__Extracted information__.
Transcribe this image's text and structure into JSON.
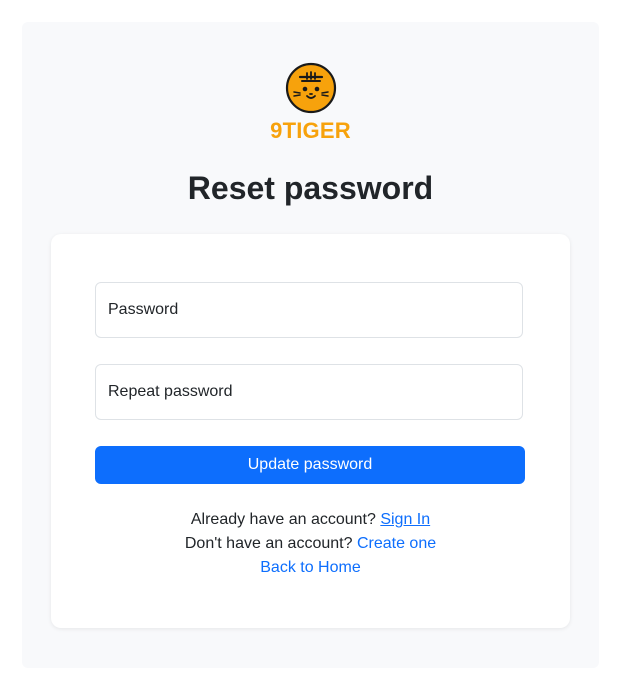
{
  "brand": {
    "name": "9TIGER",
    "color": "#f7a20c",
    "logo_icon": "tiger-face-icon"
  },
  "page": {
    "title": "Reset password"
  },
  "form": {
    "password_placeholder": "Password",
    "repeat_password_placeholder": "Repeat password",
    "submit_label": "Update password",
    "submit_color": "#0d6efd"
  },
  "footer_links": {
    "signin_prompt": "Already have an account?",
    "signin_link": "Sign In",
    "signup_prompt": "Don't have an account?",
    "signup_link": "Create one",
    "home_link": "Back to Home"
  }
}
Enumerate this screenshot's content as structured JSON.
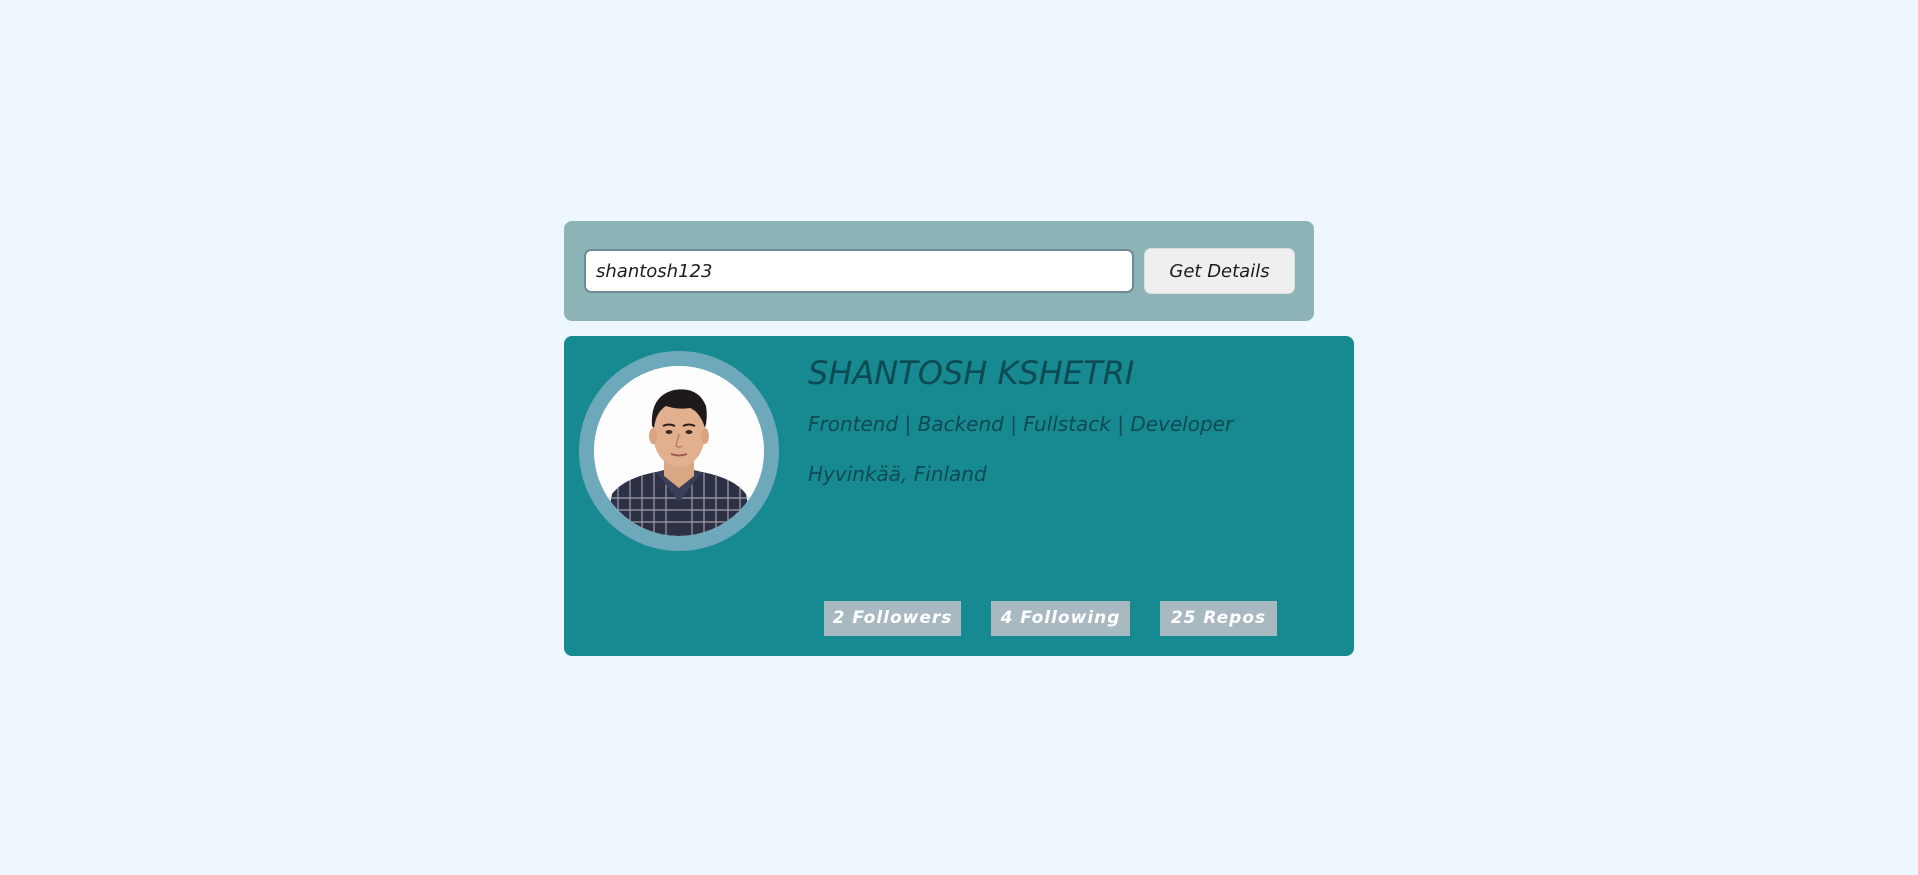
{
  "search": {
    "value": "shantosh123",
    "button_label": "Get Details"
  },
  "profile": {
    "name": "SHANTOSH KSHETRI",
    "bio": "Frontend | Backend | Fullstack | Developer",
    "location": "Hyvinkää, Finland",
    "avatar_icon": "user-photo-icon"
  },
  "stats": {
    "followers": "2 Followers",
    "following": "4 Following",
    "repos": "25 Repos"
  },
  "colors": {
    "page_background": "#eef7fe",
    "search_panel": "#8cb4b6",
    "profile_card": "#178a91",
    "avatar_ring": "#6ea9bb",
    "stat_badge": "#a9b9c1",
    "text_dark_teal": "#0d4a54"
  }
}
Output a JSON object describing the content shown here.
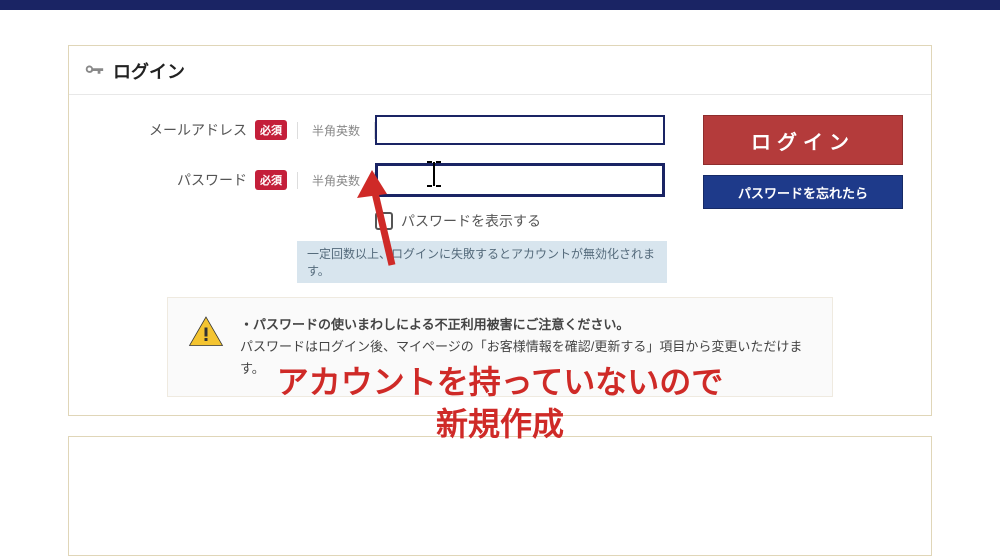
{
  "header": {
    "title": "ログイン"
  },
  "form": {
    "email": {
      "label": "メールアドレス",
      "required": "必須",
      "hint": "半角英数",
      "value": ""
    },
    "password": {
      "label": "パスワード",
      "required": "必須",
      "hint": "半角英数",
      "value": ""
    },
    "showPassword": {
      "label": "パスワードを表示する",
      "checked": false
    },
    "lockoutNotice": "一定回数以上、ログインに失敗するとアカウントが無効化されます。"
  },
  "buttons": {
    "login": "ログイン",
    "forgot": "パスワードを忘れたら"
  },
  "warning": {
    "line1": "・パスワードの使いまわしによる不正利用被害にご注意ください。",
    "line2": "パスワードはログイン後、マイページの「お客様情報を確認/更新する」項目から変更いただけます。"
  },
  "annotation": {
    "line1": "アカウントを持っていないので",
    "line2": "新規作成"
  },
  "colors": {
    "navy": "#1a2464",
    "loginRed": "#b43b3b",
    "forgotBlue": "#1e3a8a",
    "annotRed": "#cf2a27",
    "requiredBadge": "#c41f3a"
  }
}
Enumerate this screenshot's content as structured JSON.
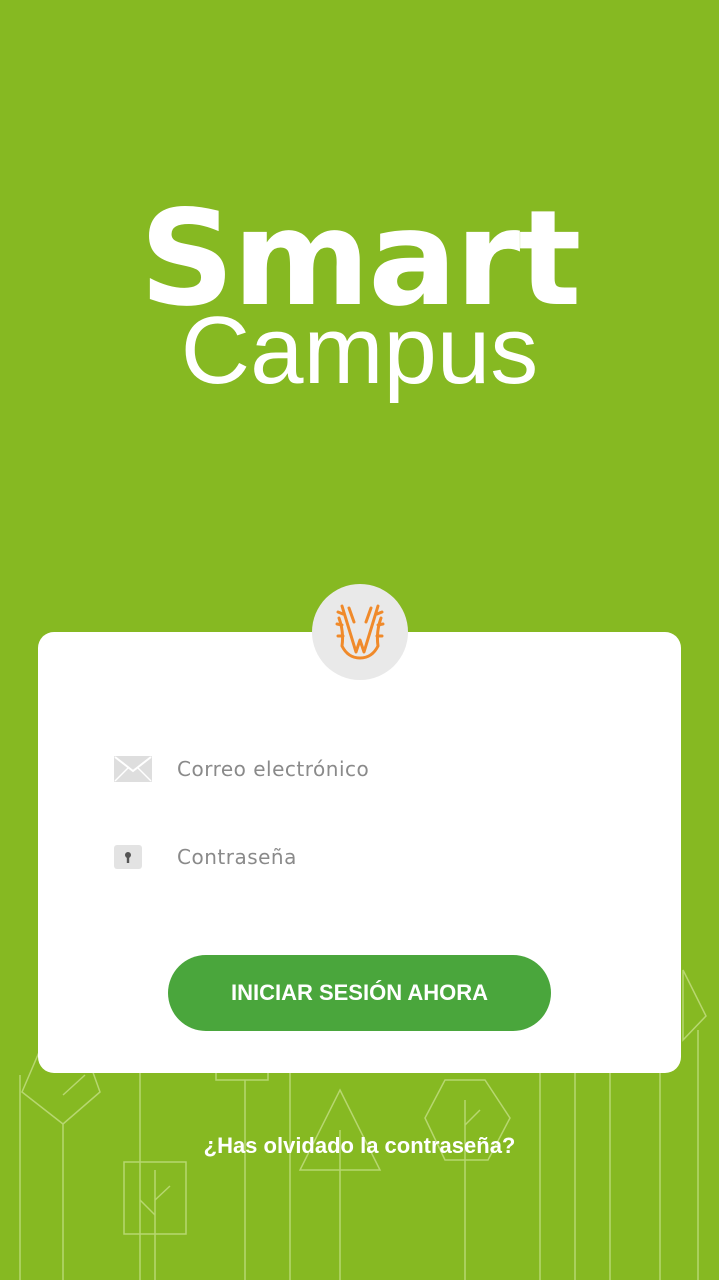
{
  "logo": {
    "line1": "Smart",
    "line2": "Campus"
  },
  "login": {
    "email_placeholder": "Correo electrónico",
    "password_placeholder": "Contraseña",
    "submit_label": "INICIAR SESIÓN AHORA",
    "forgot_label": "¿Has olvidado la contraseña?"
  },
  "icons": {
    "email": "mail-icon",
    "password": "lock-icon",
    "badge": "university-crest-icon"
  },
  "colors": {
    "background": "#86b922",
    "button": "#4aa63c",
    "card": "#ffffff",
    "badge": "#e9e9e9",
    "crest": "#f08a2a"
  }
}
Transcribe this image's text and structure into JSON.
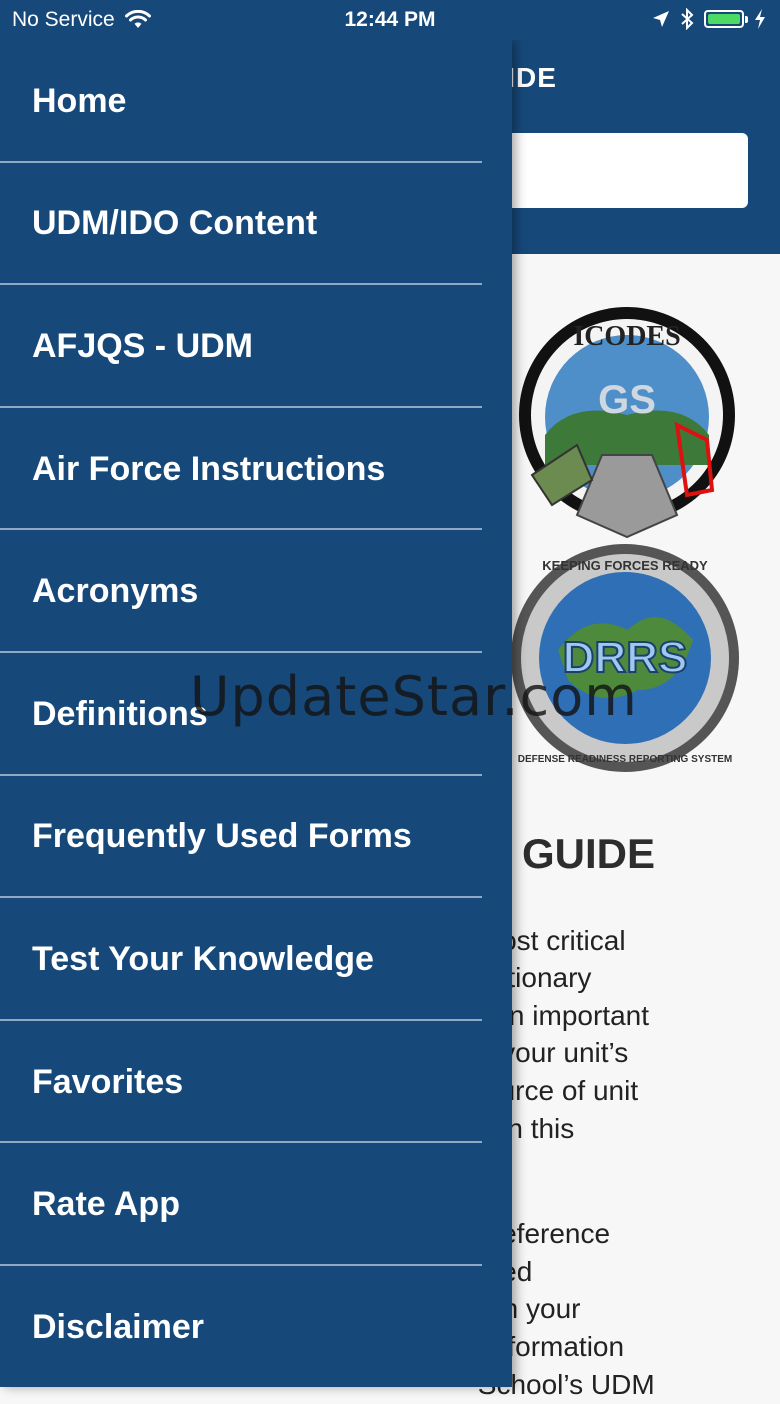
{
  "status_bar": {
    "carrier": "No Service",
    "time": "12:44 PM",
    "battery_level": 1.0,
    "icons": [
      "wifi-icon",
      "location-arrow-icon",
      "bluetooth-icon",
      "battery-icon",
      "charging-bolt-icon"
    ]
  },
  "background": {
    "header_title": "UIDE",
    "logo_top_text": "ICODES",
    "logo_top_center": "GS",
    "logo_bottom_top_text": "KEEPING FORCES READY",
    "logo_bottom_center": "DRRS",
    "logo_bottom_ring_text": "DEFENSE READINESS REPORTING SYSTEM",
    "heading": "GUIDE",
    "paragraph1": [
      " most critical",
      "editionary",
      "e an important",
      "of your unit’s",
      "source of unit",
      "n, in this"
    ],
    "paragraph2": [
      "k reference",
      "uired",
      "orm your",
      "f information",
      " School’s UDM"
    ]
  },
  "drawer": {
    "items": [
      {
        "label": "Home"
      },
      {
        "label": "UDM/IDO Content"
      },
      {
        "label": "AFJQS - UDM"
      },
      {
        "label": "Air Force Instructions"
      },
      {
        "label": "Acronyms"
      },
      {
        "label": "Definitions"
      },
      {
        "label": "Frequently Used Forms"
      },
      {
        "label": "Test Your Knowledge"
      },
      {
        "label": "Favorites"
      },
      {
        "label": "Rate App"
      },
      {
        "label": "Disclaimer"
      }
    ]
  },
  "watermark": "UpdateStar.com",
  "colors": {
    "primary": "#16497a",
    "divider": "#8fa9c4",
    "battery": "#4cd964",
    "background": "#f7f7f7"
  }
}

__Your task__.
Transcribe the whole listing exactly. Pictures are excluded.

__Task output__.
Transcribe this image's text and structure into JSON.
{
  "brand": {
    "name": "9TIGER",
    "color": "#f7a20c",
    "logo_icon": "tiger-face-icon"
  },
  "page": {
    "title": "Reset password"
  },
  "form": {
    "password_placeholder": "Password",
    "repeat_password_placeholder": "Repeat password",
    "submit_label": "Update password",
    "submit_color": "#0d6efd"
  },
  "footer_links": {
    "signin_prompt": "Already have an account?",
    "signin_link": "Sign In",
    "signup_prompt": "Don't have an account?",
    "signup_link": "Create one",
    "home_link": "Back to Home"
  }
}
Enumerate this screenshot's content as structured JSON.
{
  "search": {
    "value": "shantosh123",
    "button_label": "Get Details"
  },
  "profile": {
    "name": "SHANTOSH KSHETRI",
    "bio": "Frontend | Backend | Fullstack | Developer",
    "location": "Hyvinkää, Finland",
    "avatar_icon": "user-photo-icon"
  },
  "stats": {
    "followers": "2 Followers",
    "following": "4 Following",
    "repos": "25 Repos"
  },
  "colors": {
    "page_background": "#eef7fe",
    "search_panel": "#8cb4b6",
    "profile_card": "#178a91",
    "avatar_ring": "#6ea9bb",
    "stat_badge": "#a9b9c1",
    "text_dark_teal": "#0d4a54"
  }
}
Output a JSON object describing the content shown here.
{
  "header": {
    "title": "ログイン"
  },
  "form": {
    "email": {
      "label": "メールアドレス",
      "required": "必須",
      "hint": "半角英数",
      "value": ""
    },
    "password": {
      "label": "パスワード",
      "required": "必須",
      "hint": "半角英数",
      "value": ""
    },
    "showPassword": {
      "label": "パスワードを表示する",
      "checked": false
    },
    "lockoutNotice": "一定回数以上、ログインに失敗するとアカウントが無効化されます。"
  },
  "buttons": {
    "login": "ログイン",
    "forgot": "パスワードを忘れたら"
  },
  "warning": {
    "line1": "・パスワードの使いまわしによる不正利用被害にご注意ください。",
    "line2": "パスワードはログイン後、マイページの「お客様情報を確認/更新する」項目から変更いただけます。"
  },
  "annotation": {
    "line1": "アカウントを持っていないので",
    "line2": "新規作成"
  },
  "colors": {
    "navy": "#1a2464",
    "loginRed": "#b43b3b",
    "forgotBlue": "#1e3a8a",
    "annotRed": "#cf2a27",
    "requiredBadge": "#c41f3a"
  }
}
Enumerate this screenshot's content as structured JSON.
{
  "logo": {
    "line1": "Smart",
    "line2": "Campus"
  },
  "login": {
    "email_placeholder": "Correo electrónico",
    "password_placeholder": "Contraseña",
    "submit_label": "INICIAR SESIÓN AHORA",
    "forgot_label": "¿Has olvidado la contraseña?"
  },
  "icons": {
    "email": "mail-icon",
    "password": "lock-icon",
    "badge": "university-crest-icon"
  },
  "colors": {
    "background": "#86b922",
    "button": "#4aa63c",
    "card": "#ffffff",
    "badge": "#e9e9e9",
    "crest": "#f08a2a"
  }
}
Transcribe this image's text and structure into JSON.
{
  "status_bar": {
    "carrier": "No Service",
    "time": "12:44 PM",
    "battery_level": 1.0,
    "icons": [
      "wifi-icon",
      "location-arrow-icon",
      "bluetooth-icon",
      "battery-icon",
      "charging-bolt-icon"
    ]
  },
  "background": {
    "header_title": "UIDE",
    "logo_top_text": "ICODES",
    "logo_top_center": "GS",
    "logo_bottom_top_text": "KEEPING FORCES READY",
    "logo_bottom_center": "DRRS",
    "logo_bottom_ring_text": "DEFENSE READINESS REPORTING SYSTEM",
    "heading": "GUIDE",
    "paragraph1": [
      " most critical",
      "editionary",
      "e an important",
      "of your unit’s",
      "source of unit",
      "n, in this"
    ],
    "paragraph2": [
      "k reference",
      "uired",
      "orm your",
      "f information",
      " School’s UDM"
    ]
  },
  "drawer": {
    "items": [
      {
        "label": "Home"
      },
      {
        "label": "UDM/IDO Content"
      },
      {
        "label": "AFJQS - UDM"
      },
      {
        "label": "Air Force Instructions"
      },
      {
        "label": "Acronyms"
      },
      {
        "label": "Definitions"
      },
      {
        "label": "Frequently Used Forms"
      },
      {
        "label": "Test Your Knowledge"
      },
      {
        "label": "Favorites"
      },
      {
        "label": "Rate App"
      },
      {
        "label": "Disclaimer"
      }
    ]
  },
  "watermark": "UpdateStar.com",
  "colors": {
    "primary": "#16497a",
    "divider": "#8fa9c4",
    "battery": "#4cd964",
    "background": "#f7f7f7"
  }
}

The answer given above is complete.